§ Brief A
Render the records from the line that has "Localize each UI" through the line that has "row-label: Total Market" as a JSON list of strings, one string per line, with blank lines dropped and the pictures left out.

§ Extracted text
=====

You are viewing a plain text version of this content. The canonical link for it is here.
Posted to users@spamassassin.apache.org by Chris Conn <cc...@abacom.com> on 2010/06/01 17:56:02 UTC
Malformed UTF-8 character
Hello,
I upgraded to SA 3.3.1 on a CentOS system using Perl 5.8.5 and I
occasionally get this error;
Malformed UTF-8 character (unexpected non-continuation byte 0x00,
immediately after start byte 0xc3) in pattern match (m//) at
/var/lib/spamassassin/3.003001/updates_spamassassin_org/72_active.cf,
rule __HUSH_HUSH, line 1, <GEN272> line 528.
Malformed UTF-8 character (unexpected non-continuation byte 0x00,
immediately after start byte 0xe9) in pattern match (m//) at
/var/lib/spamassassin/3.003001/updates_spamassassin_org/72_active.cf,
rule __HUSH_HUSH, line 1, <GEN24> line 462.
I built a rpm using rpmbuild on the system in question, is my
installation broken? I have found similar instances in previous versions
http://wiki.apache.org/spamassassin/RedHatMalformedUtf8
http://www.gossamer-threads.com/lists/spamassassin/users/100450
mostly old stuff.

=====

§ Records for this task

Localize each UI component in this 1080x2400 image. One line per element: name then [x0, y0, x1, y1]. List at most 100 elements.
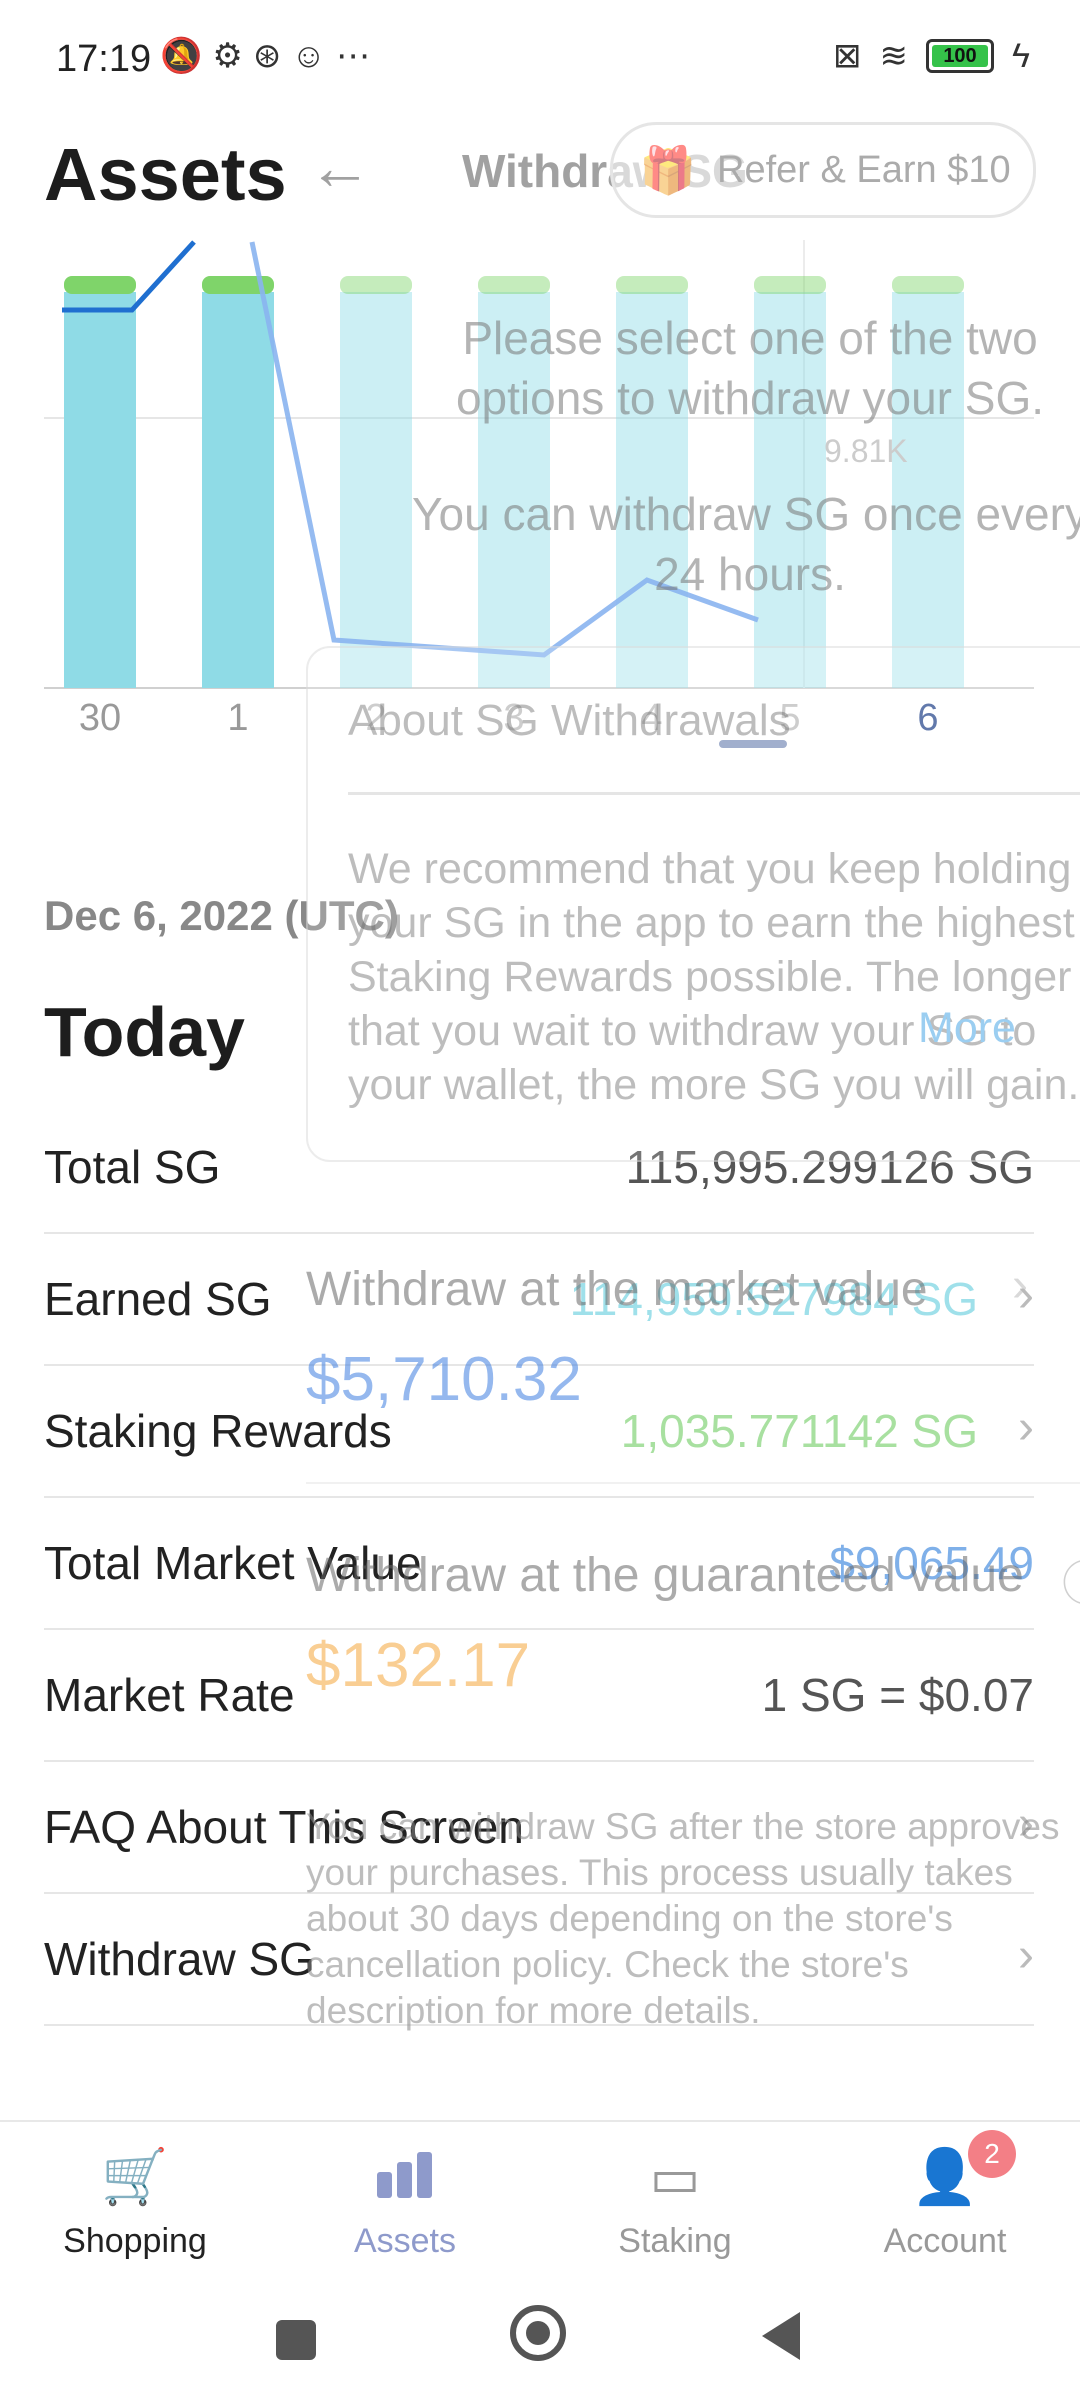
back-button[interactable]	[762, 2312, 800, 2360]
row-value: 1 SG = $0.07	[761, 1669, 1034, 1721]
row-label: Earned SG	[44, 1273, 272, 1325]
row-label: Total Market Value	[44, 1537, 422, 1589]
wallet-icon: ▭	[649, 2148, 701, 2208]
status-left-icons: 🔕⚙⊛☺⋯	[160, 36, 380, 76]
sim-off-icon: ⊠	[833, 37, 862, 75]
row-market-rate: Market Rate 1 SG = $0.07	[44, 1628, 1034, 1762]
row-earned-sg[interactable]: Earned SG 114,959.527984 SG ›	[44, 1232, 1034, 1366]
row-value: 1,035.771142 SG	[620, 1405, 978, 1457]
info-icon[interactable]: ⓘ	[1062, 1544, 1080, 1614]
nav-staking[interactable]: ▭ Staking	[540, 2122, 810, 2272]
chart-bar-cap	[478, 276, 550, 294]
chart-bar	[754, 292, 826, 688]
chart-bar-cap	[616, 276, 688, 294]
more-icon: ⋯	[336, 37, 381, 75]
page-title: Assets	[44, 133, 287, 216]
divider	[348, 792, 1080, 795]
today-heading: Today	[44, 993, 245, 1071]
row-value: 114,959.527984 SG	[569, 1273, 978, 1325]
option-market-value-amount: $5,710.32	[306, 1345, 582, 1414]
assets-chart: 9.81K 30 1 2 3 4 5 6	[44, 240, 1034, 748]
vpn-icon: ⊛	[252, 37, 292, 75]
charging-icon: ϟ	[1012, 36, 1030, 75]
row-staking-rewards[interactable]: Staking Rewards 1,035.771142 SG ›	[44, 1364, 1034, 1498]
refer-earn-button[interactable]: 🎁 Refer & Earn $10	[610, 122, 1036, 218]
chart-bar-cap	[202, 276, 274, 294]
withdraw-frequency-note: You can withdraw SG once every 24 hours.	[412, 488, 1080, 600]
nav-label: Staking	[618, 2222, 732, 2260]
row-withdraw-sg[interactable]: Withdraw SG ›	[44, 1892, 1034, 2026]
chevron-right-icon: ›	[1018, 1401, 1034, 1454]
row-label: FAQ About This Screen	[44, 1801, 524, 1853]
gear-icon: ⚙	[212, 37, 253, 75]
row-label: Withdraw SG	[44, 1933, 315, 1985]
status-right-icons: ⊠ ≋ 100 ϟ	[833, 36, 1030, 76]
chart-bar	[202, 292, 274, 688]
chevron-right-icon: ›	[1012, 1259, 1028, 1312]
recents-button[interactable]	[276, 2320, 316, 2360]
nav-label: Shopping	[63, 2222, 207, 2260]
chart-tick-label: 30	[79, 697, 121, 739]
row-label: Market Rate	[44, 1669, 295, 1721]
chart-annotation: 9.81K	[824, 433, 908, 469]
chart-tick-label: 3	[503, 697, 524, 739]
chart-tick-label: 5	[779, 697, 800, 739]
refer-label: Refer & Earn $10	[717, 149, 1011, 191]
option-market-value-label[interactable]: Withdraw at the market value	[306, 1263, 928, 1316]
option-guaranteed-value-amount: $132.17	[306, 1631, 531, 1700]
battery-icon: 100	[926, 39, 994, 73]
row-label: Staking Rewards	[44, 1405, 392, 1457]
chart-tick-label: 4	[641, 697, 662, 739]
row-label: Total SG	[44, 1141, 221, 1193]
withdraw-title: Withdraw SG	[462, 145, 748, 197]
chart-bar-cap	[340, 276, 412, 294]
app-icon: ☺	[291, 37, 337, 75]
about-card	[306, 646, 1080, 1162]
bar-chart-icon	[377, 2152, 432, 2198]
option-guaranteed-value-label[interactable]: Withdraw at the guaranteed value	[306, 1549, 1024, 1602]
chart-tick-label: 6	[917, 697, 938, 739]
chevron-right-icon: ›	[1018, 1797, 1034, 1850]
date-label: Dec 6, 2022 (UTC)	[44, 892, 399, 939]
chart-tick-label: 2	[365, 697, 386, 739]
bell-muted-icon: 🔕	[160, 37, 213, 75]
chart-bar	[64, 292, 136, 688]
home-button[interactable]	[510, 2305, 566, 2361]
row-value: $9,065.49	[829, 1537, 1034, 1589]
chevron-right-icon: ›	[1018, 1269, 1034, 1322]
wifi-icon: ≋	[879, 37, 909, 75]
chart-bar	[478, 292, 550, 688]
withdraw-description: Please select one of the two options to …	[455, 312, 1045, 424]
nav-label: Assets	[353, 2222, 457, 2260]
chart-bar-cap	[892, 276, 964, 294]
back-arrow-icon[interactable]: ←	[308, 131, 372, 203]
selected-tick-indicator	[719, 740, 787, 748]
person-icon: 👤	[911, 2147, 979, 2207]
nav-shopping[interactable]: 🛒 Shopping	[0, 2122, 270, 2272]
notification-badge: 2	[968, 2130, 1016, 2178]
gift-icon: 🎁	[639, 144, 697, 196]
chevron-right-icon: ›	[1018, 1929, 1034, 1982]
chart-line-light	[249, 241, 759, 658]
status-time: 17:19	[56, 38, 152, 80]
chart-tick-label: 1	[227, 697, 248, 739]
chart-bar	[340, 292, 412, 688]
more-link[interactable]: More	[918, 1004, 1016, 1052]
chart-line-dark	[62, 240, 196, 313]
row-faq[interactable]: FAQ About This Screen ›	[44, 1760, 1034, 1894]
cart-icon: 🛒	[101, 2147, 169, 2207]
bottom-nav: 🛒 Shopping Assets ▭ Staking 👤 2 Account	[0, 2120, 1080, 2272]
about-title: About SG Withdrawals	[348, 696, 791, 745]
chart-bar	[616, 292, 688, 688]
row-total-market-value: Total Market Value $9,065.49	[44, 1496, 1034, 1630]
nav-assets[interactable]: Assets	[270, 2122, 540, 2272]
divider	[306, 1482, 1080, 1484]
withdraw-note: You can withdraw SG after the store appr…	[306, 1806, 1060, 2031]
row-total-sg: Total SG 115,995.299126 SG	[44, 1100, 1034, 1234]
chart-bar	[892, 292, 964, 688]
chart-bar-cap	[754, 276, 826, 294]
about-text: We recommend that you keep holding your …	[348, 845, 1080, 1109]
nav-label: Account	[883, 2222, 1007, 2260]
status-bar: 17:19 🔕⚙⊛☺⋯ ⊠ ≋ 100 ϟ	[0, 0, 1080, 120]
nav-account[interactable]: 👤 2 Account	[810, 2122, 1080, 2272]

=====

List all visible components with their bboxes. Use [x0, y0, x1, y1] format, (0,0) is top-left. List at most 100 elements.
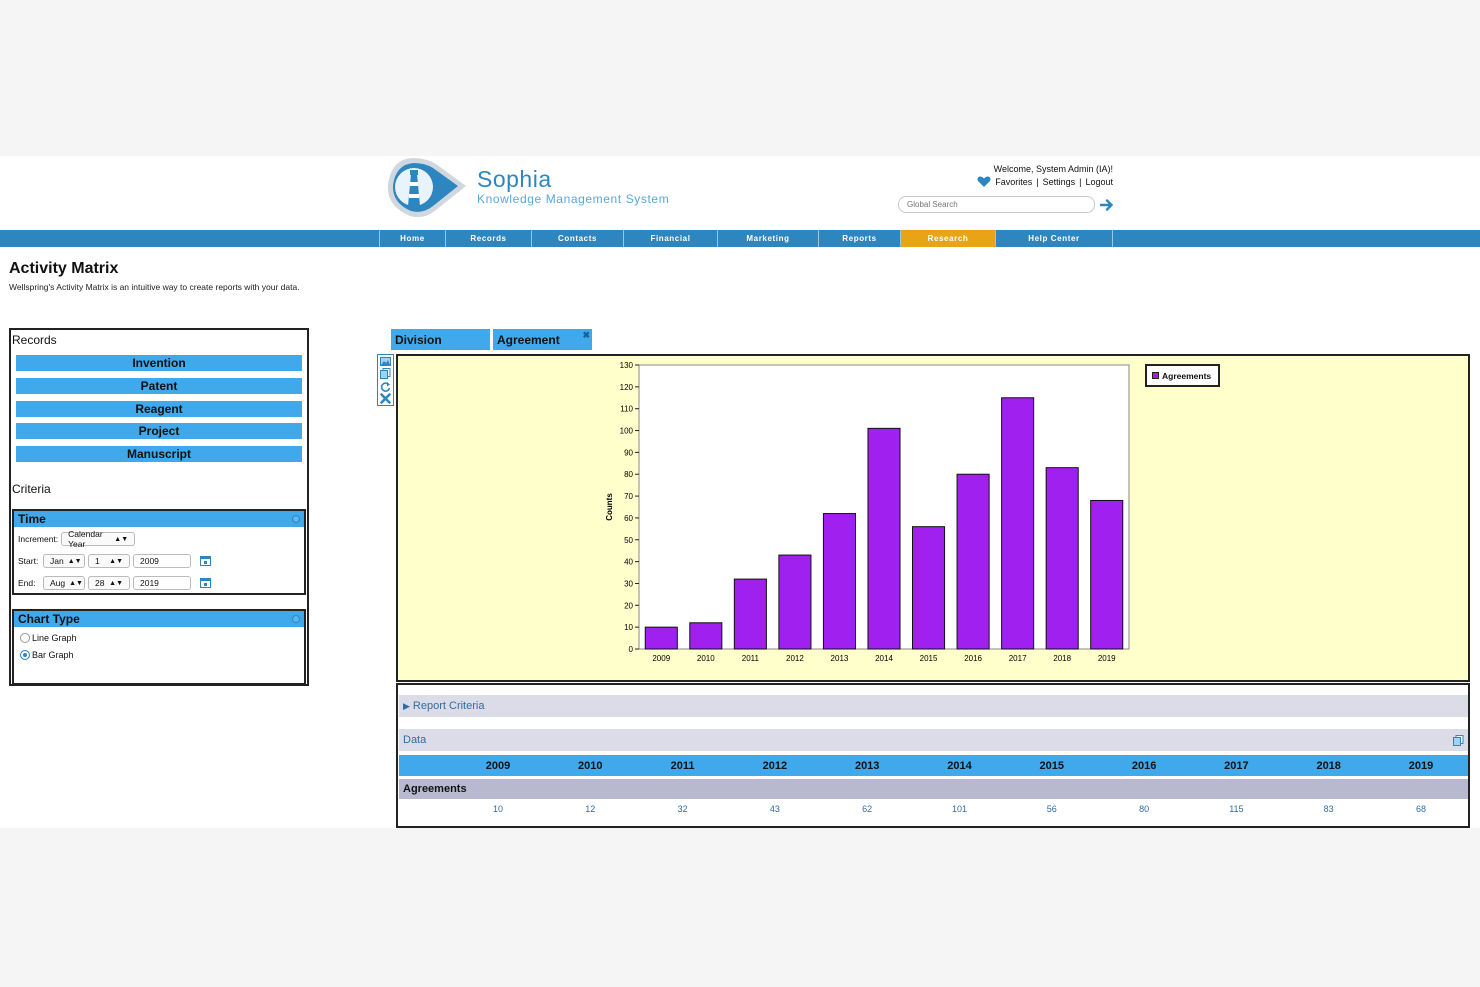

=====

§ Brief B
Carry on with the forum post about the malformed UTF-8 error after the SpamAssassin upgrade, starting after its last sentence.

§ Written response A
[
  "Localize each UI component in this 1080x2400 image. One line per element: name then [x0, y0, x1, y1]. List at most 100 elements.",
  "back-button[interactable]\t[762, 2312, 800, 2360]",
  "row-value: 1 SG = $0.07\t[761, 1669, 1034, 1721]",
  "row-label: Earned SG\t[44, 1273, 272, 1325]",
  "row-label: Total Market Value\t[44, 1537, 422, 1589]"
]

§ Written response B
What can I check to correct this?
Thanks in advance,
C.
Re: Malformed UTF-8 character
Posted by Karsten Bräckelmann <gu...@rudersport.de>.
On Tue, 2010-06-01 at 12:31 -0400, Michael Scheidell wrote:
> I believe the minimum recommended is 5.8.8 with 5.10.1 STRONGLY
> recommended.
>
> there was even talk on this list of disabling anything user 5.8.8, or
> strongly warning against it.
>
> (and I think there was some talk about requiring 5.10.1.)
No, this definitely has never been considered.
Since 3.3.0 the SA team dropped /official/ support for Perl 5.6. That
means, we do not guarantee it will continue to work with 5.6, which it
currently does. We are even open to get Perl 5.6 specific patches in, if
provided by the community. However, we are unlikely to fix any issues
with 5.6 ourself.
The discussion and decision to drop official Perl 5.6 support was hard
enough already.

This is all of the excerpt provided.